### Entries supplied

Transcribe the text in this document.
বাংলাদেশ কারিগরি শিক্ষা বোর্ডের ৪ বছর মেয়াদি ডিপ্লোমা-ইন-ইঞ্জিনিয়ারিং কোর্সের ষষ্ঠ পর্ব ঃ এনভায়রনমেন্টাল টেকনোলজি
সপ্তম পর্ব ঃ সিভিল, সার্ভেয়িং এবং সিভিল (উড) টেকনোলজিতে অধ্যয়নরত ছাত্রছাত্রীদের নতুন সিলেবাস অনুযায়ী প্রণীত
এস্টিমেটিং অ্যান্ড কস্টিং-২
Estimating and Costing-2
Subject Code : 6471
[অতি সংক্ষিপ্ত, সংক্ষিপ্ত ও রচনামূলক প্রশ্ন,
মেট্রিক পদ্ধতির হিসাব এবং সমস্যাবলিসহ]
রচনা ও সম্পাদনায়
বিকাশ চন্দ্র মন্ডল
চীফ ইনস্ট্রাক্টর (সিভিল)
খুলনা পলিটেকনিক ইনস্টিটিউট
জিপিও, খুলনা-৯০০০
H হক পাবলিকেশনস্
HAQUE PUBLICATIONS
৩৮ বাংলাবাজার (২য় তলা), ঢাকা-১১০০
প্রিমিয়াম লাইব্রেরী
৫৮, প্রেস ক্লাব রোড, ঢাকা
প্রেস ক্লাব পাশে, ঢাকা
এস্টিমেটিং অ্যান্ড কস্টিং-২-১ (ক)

### Brief
Transcribe the material above in its entirety. Match it exactly.

### The result
Transcribe the text in this document.
বাংলাদেশ কারিগরি শিক্ষা বোর্ডের ৪ বছর মেয়াদি ডিপ্লোমা-ইন-ইঞ্জিনিয়ারিং কোর্সের ষষ্ঠ পর্ব ঃ এনভায়রনমেন্টাল টেকনোলজি
সপ্তম পর্ব ঃ সিভিল, সার্ভেয়িং এবং সিভিল (উড) টেকনোলজিতে অধ্যয়নরত ছাত্রছাত্রীদের নতুন সিলেবাস অনুযায়ী প্রণীত
এস্টিমেটিং অ্যান্ড কস্টিং-২
Estimating and Costing-2
Subject Code : 6471
[অতি সংক্ষিপ্ত, সংক্ষিপ্ত ও রচনামূলক প্রশ্ন,
মেট্রিক পদ্ধতির হিসাব এবং সমস্যাবলিসহ]
রচনা ও সম্পাদনায়
বিকাশ চন্দ্র মন্ডল
চীফ ইনস্ট্রাক্টর (সিভিল)
খুলনা পলিটেকনিক ইনস্টিটিউট
জিপিও, খুলনা-৯০০০
H হক পাবলিকেশনস্
HAQUE PUBLICATIONS
৩৮ বাংলাবাজার (২য় তলা), ঢাকা-১১০০
প্রিমিয়াম লাইব্রেরী
৫৮, প্রেস ক্লাব রোড, ঢাকা
প্রেস ক্লাব পাশে, ঢাকা
এস্টিমেটিং অ্যান্ড কস্টিং-২-১ (ক)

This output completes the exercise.